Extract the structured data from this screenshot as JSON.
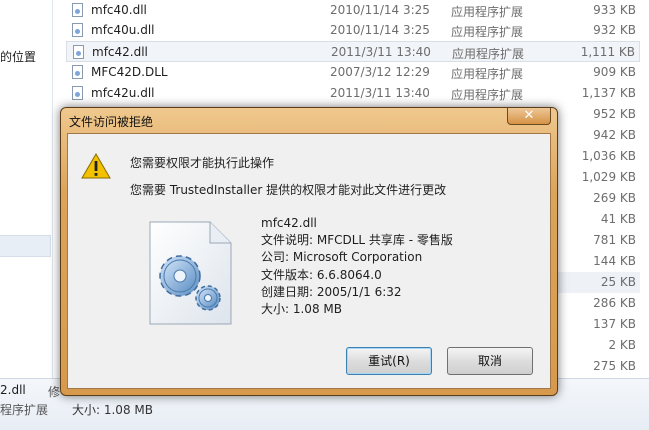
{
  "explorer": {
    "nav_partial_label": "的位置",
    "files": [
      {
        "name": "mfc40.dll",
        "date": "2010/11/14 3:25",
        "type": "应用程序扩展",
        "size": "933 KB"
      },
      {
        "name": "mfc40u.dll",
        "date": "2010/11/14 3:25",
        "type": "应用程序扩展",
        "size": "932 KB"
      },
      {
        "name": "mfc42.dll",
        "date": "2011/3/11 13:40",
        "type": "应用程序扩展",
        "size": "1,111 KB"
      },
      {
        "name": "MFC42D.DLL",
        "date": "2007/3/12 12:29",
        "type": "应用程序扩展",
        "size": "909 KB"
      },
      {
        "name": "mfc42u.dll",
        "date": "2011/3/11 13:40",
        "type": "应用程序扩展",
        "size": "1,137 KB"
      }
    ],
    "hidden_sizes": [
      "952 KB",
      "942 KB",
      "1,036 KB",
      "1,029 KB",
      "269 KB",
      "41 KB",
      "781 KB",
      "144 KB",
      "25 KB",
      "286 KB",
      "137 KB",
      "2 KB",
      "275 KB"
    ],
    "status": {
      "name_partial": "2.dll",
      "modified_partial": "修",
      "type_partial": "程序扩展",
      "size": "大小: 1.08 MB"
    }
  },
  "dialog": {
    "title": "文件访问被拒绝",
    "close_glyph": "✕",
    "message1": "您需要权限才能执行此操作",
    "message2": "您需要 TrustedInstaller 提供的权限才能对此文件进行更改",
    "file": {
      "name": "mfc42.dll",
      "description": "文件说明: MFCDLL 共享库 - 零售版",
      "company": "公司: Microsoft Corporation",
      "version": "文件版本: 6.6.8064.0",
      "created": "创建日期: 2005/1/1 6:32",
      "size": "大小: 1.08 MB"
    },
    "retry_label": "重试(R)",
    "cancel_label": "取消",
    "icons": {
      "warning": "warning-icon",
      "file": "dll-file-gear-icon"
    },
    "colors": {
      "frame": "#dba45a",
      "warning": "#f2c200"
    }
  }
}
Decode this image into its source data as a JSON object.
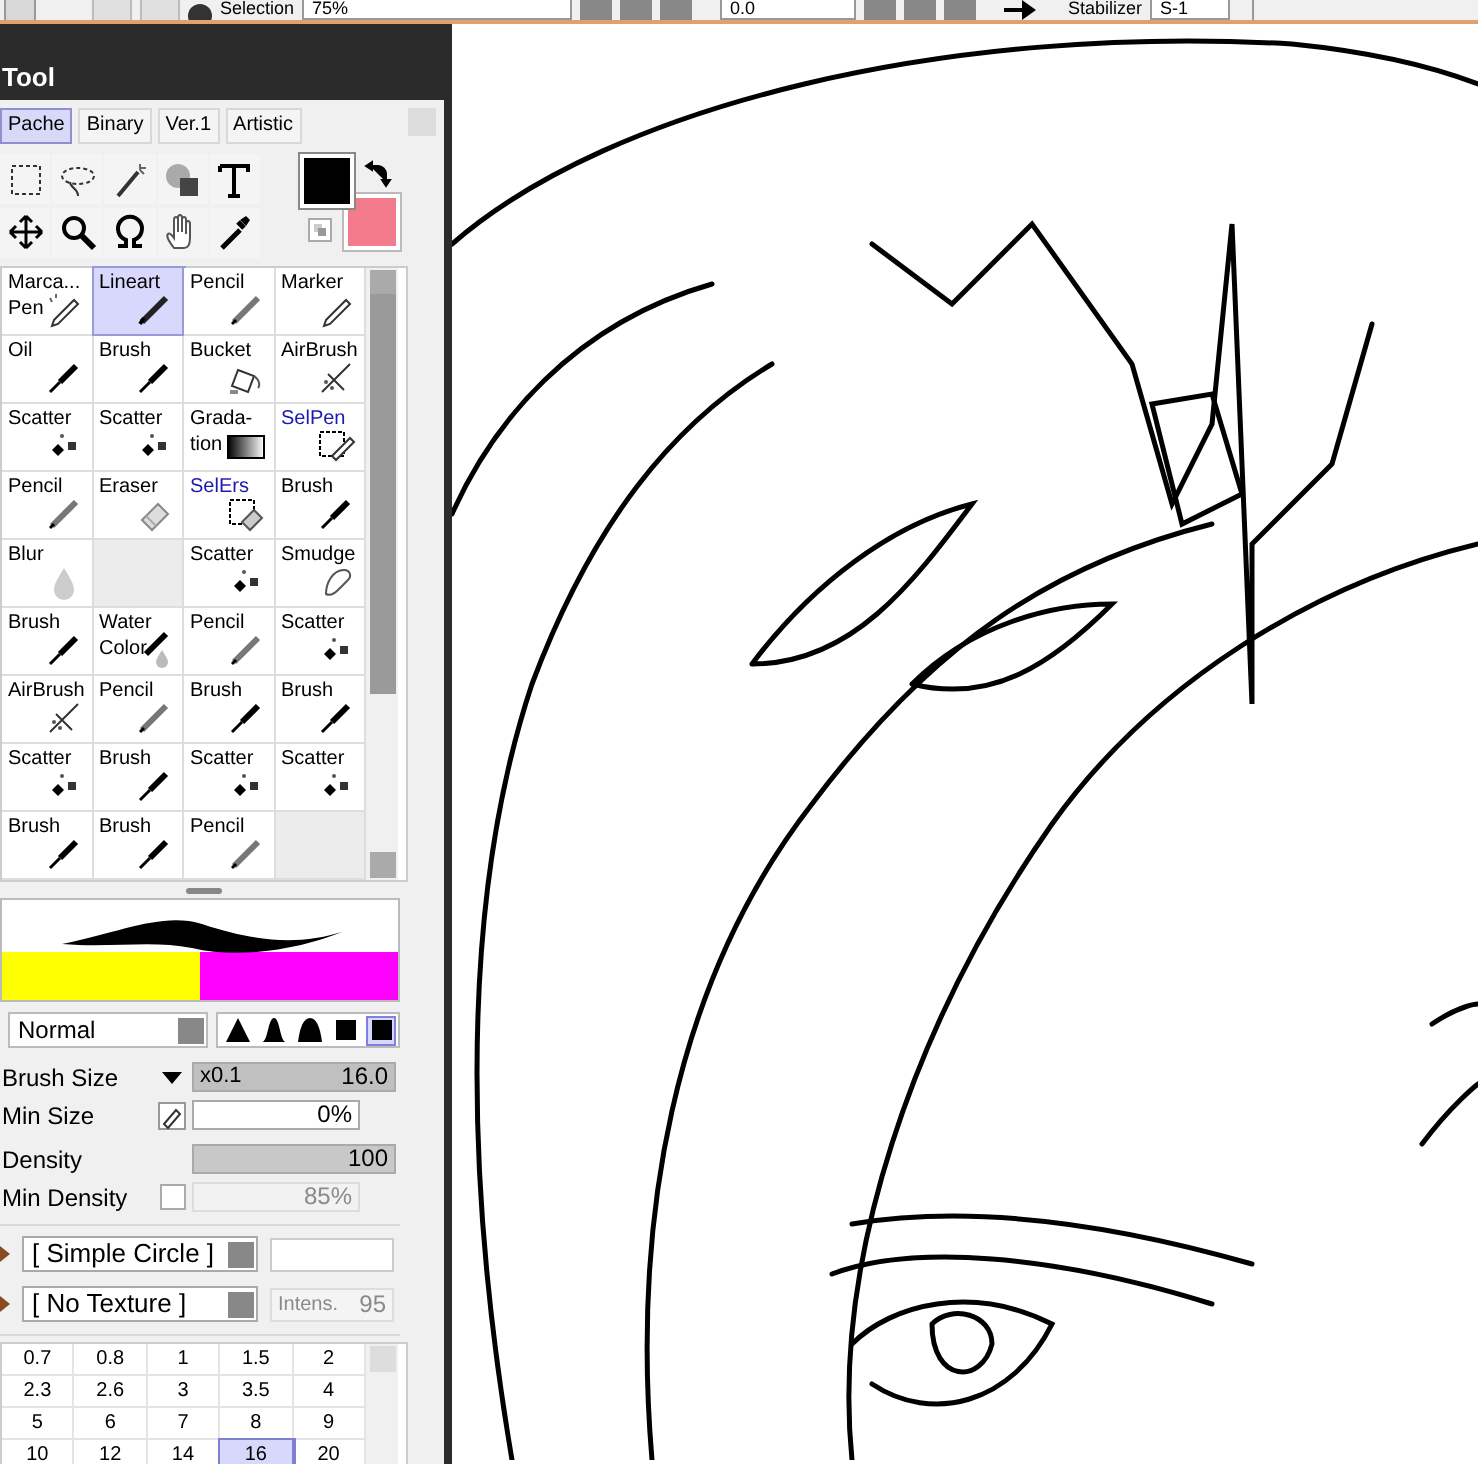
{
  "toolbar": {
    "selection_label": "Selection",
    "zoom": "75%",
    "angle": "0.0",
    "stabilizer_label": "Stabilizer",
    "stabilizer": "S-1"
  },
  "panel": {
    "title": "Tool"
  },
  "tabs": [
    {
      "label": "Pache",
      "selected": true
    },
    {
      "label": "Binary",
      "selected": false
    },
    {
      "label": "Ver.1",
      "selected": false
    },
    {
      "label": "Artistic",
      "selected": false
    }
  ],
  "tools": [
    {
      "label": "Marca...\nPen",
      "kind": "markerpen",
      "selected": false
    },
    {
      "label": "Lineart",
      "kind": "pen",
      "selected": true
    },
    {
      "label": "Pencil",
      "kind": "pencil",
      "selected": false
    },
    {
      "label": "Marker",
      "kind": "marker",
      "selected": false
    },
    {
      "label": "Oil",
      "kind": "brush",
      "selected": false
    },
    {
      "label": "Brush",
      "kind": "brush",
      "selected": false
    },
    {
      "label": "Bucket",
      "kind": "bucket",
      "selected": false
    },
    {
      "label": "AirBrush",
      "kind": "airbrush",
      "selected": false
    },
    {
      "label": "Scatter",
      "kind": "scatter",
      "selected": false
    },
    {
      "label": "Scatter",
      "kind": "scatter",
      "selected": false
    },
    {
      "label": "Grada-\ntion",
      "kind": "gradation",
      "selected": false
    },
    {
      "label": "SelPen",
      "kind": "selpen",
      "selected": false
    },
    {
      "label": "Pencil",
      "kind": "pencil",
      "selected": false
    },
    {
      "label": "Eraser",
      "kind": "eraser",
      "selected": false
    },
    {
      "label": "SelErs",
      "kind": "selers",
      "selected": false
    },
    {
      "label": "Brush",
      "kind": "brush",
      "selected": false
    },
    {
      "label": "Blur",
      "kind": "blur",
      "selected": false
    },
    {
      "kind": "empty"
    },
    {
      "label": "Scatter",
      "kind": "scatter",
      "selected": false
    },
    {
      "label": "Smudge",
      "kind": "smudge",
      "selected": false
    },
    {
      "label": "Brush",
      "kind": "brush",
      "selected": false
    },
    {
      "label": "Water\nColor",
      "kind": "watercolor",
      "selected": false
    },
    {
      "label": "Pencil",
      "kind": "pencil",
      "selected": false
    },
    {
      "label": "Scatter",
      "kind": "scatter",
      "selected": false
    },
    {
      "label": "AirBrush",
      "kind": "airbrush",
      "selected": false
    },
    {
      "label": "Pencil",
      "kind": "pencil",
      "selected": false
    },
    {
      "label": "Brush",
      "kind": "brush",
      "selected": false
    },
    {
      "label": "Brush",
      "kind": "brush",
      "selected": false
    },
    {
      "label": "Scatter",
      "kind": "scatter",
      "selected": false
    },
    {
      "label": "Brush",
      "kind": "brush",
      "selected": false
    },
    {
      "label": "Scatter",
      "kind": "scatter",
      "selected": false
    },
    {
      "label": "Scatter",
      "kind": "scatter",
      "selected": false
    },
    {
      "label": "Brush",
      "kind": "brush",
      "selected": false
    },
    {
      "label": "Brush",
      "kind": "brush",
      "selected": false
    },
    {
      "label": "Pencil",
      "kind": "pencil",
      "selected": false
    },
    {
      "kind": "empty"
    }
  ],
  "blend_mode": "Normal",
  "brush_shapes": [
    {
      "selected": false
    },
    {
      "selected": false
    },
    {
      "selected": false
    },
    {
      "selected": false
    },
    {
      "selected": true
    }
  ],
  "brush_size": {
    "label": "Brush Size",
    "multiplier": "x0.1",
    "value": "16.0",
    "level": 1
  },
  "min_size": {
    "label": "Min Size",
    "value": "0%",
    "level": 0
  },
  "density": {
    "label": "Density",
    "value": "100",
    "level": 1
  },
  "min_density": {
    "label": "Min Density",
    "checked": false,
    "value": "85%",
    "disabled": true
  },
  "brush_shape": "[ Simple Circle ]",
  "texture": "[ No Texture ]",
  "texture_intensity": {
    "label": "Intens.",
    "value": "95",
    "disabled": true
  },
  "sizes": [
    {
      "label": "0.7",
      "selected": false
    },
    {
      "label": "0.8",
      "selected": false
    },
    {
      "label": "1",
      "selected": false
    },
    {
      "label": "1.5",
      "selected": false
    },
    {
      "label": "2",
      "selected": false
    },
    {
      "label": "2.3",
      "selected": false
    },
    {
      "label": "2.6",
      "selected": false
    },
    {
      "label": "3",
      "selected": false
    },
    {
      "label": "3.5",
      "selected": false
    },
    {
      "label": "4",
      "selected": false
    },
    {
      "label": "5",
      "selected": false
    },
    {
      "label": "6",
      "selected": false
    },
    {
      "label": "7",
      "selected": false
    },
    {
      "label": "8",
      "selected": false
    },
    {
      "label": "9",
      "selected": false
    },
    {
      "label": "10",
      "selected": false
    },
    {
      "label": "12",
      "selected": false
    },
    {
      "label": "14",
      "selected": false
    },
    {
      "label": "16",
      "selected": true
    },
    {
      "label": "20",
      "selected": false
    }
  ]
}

**Exercise requirements**
Go back to the records above and write them out exactly, without the pictures.

**Reply to the task**
Extract the structured data from this screenshot as JSON.
{
  "explorer": {
    "nav_partial_label": "的位置",
    "files": [
      {
        "name": "mfc40.dll",
        "date": "2010/11/14 3:25",
        "type": "应用程序扩展",
        "size": "933 KB"
      },
      {
        "name": "mfc40u.dll",
        "date": "2010/11/14 3:25",
        "type": "应用程序扩展",
        "size": "932 KB"
      },
      {
        "name": "mfc42.dll",
        "date": "2011/3/11 13:40",
        "type": "应用程序扩展",
        "size": "1,111 KB"
      },
      {
        "name": "MFC42D.DLL",
        "date": "2007/3/12 12:29",
        "type": "应用程序扩展",
        "size": "909 KB"
      },
      {
        "name": "mfc42u.dll",
        "date": "2011/3/11 13:40",
        "type": "应用程序扩展",
        "size": "1,137 KB"
      }
    ],
    "hidden_sizes": [
      "952 KB",
      "942 KB",
      "1,036 KB",
      "1,029 KB",
      "269 KB",
      "41 KB",
      "781 KB",
      "144 KB",
      "25 KB",
      "286 KB",
      "137 KB",
      "2 KB",
      "275 KB"
    ],
    "status": {
      "name_partial": "2.dll",
      "modified_partial": "修",
      "type_partial": "程序扩展",
      "size": "大小: 1.08 MB"
    }
  },
  "dialog": {
    "title": "文件访问被拒绝",
    "close_glyph": "✕",
    "message1": "您需要权限才能执行此操作",
    "message2": "您需要 TrustedInstaller 提供的权限才能对此文件进行更改",
    "file": {
      "name": "mfc42.dll",
      "description": "文件说明: MFCDLL 共享库 - 零售版",
      "company": "公司: Microsoft Corporation",
      "version": "文件版本: 6.6.8064.0",
      "created": "创建日期: 2005/1/1 6:32",
      "size": "大小: 1.08 MB"
    },
    "retry_label": "重试(R)",
    "cancel_label": "取消",
    "icons": {
      "warning": "warning-icon",
      "file": "dll-file-gear-icon"
    },
    "colors": {
      "frame": "#dba45a",
      "warning": "#f2c200"
    }
  }
}
Decode this image into its source data as a JSON object.
{
  "toolbar": {
    "selection_label": "Selection",
    "zoom": "75%",
    "angle": "0.0",
    "stabilizer_label": "Stabilizer",
    "stabilizer": "S-1"
  },
  "panel": {
    "title": "Tool"
  },
  "tabs": [
    {
      "label": "Pache",
      "selected": true
    },
    {
      "label": "Binary",
      "selected": false
    },
    {
      "label": "Ver.1",
      "selected": false
    },
    {
      "label": "Artistic",
      "selected": false
    }
  ],
  "tools": [
    {
      "label": "Marca...\nPen",
      "kind": "markerpen",
      "selected": false
    },
    {
      "label": "Lineart",
      "kind": "pen",
      "selected": true
    },
    {
      "label": "Pencil",
      "kind": "pencil",
      "selected": false
    },
    {
      "label": "Marker",
      "kind": "marker",
      "selected": false
    },
    {
      "label": "Oil",
      "kind": "brush",
      "selected": false
    },
    {
      "label": "Brush",
      "kind": "brush",
      "selected": false
    },
    {
      "label": "Bucket",
      "kind": "bucket",
      "selected": false
    },
    {
      "label": "AirBrush",
      "kind": "airbrush",
      "selected": false
    },
    {
      "label": "Scatter",
      "kind": "scatter",
      "selected": false
    },
    {
      "label": "Scatter",
      "kind": "scatter",
      "selected": false
    },
    {
      "label": "Grada-\ntion",
      "kind": "gradation",
      "selected": false
    },
    {
      "label": "SelPen",
      "kind": "selpen",
      "selected": false
    },
    {
      "label": "Pencil",
      "kind": "pencil",
      "selected": false
    },
    {
      "label": "Eraser",
      "kind": "eraser",
      "selected": false
    },
    {
      "label": "SelErs",
      "kind": "selers",
      "selected": false
    },
    {
      "label": "Brush",
      "kind": "brush",
      "selected": false
    },
    {
      "label": "Blur",
      "kind": "blur",
      "selected": false
    },
    {
      "kind": "empty"
    },
    {
      "label": "Scatter",
      "kind": "scatter",
      "selected": false
    },
    {
      "label": "Smudge",
      "kind": "smudge",
      "selected": false
    },
    {
      "label": "Brush",
      "kind": "brush",
      "selected": false
    },
    {
      "label": "Water\nColor",
      "kind": "watercolor",
      "selected": false
    },
    {
      "label": "Pencil",
      "kind": "pencil",
      "selected": false
    },
    {
      "label": "Scatter",
      "kind": "scatter",
      "selected": false
    },
    {
      "label": "AirBrush",
      "kind": "airbrush",
      "selected": false
    },
    {
      "label": "Pencil",
      "kind": "pencil",
      "selected": false
    },
    {
      "label": "Brush",
      "kind": "brush",
      "selected": false
    },
    {
      "label": "Brush",
      "kind": "brush",
      "selected": false
    },
    {
      "label": "Scatter",
      "kind": "scatter",
      "selected": false
    },
    {
      "label": "Brush",
      "kind": "brush",
      "selected": false
    },
    {
      "label": "Scatter",
      "kind": "scatter",
      "selected": false
    },
    {
      "label": "Scatter",
      "kind": "scatter",
      "selected": false
    },
    {
      "label": "Brush",
      "kind": "brush",
      "selected": false
    },
    {
      "label": "Brush",
      "kind": "brush",
      "selected": false
    },
    {
      "label": "Pencil",
      "kind": "pencil",
      "selected": false
    },
    {
      "kind": "empty"
    }
  ],
  "blend_mode": "Normal",
  "brush_shapes": [
    {
      "selected": false
    },
    {
      "selected": false
    },
    {
      "selected": false
    },
    {
      "selected": false
    },
    {
      "selected": true
    }
  ],
  "brush_size": {
    "label": "Brush Size",
    "multiplier": "x0.1",
    "value": "16.0",
    "level": 1
  },
  "min_size": {
    "label": "Min Size",
    "value": "0%",
    "level": 0
  },
  "density": {
    "label": "Density",
    "value": "100",
    "level": 1
  },
  "min_density": {
    "label": "Min Density",
    "checked": false,
    "value": "85%",
    "disabled": true
  },
  "brush_shape": "[ Simple Circle ]",
  "texture": "[ No Texture ]",
  "texture_intensity": {
    "label": "Intens.",
    "value": "95",
    "disabled": true
  },
  "sizes": [
    {
      "label": "0.7",
      "selected": false
    },
    {
      "label": "0.8",
      "selected": false
    },
    {
      "label": "1",
      "selected": false
    },
    {
      "label": "1.5",
      "selected": false
    },
    {
      "label": "2",
      "selected": false
    },
    {
      "label": "2.3",
      "selected": false
    },
    {
      "label": "2.6",
      "selected": false
    },
    {
      "label": "3",
      "selected": false
    },
    {
      "label": "3.5",
      "selected": false
    },
    {
      "label": "4",
      "selected": false
    },
    {
      "label": "5",
      "selected": false
    },
    {
      "label": "6",
      "selected": false
    },
    {
      "label": "7",
      "selected": false
    },
    {
      "label": "8",
      "selected": false
    },
    {
      "label": "9",
      "selected": false
    },
    {
      "label": "10",
      "selected": false
    },
    {
      "label": "12",
      "selected": false
    },
    {
      "label": "14",
      "selected": false
    },
    {
      "label": "16",
      "selected": true
    },
    {
      "label": "20",
      "selected": false
    }
  ]
}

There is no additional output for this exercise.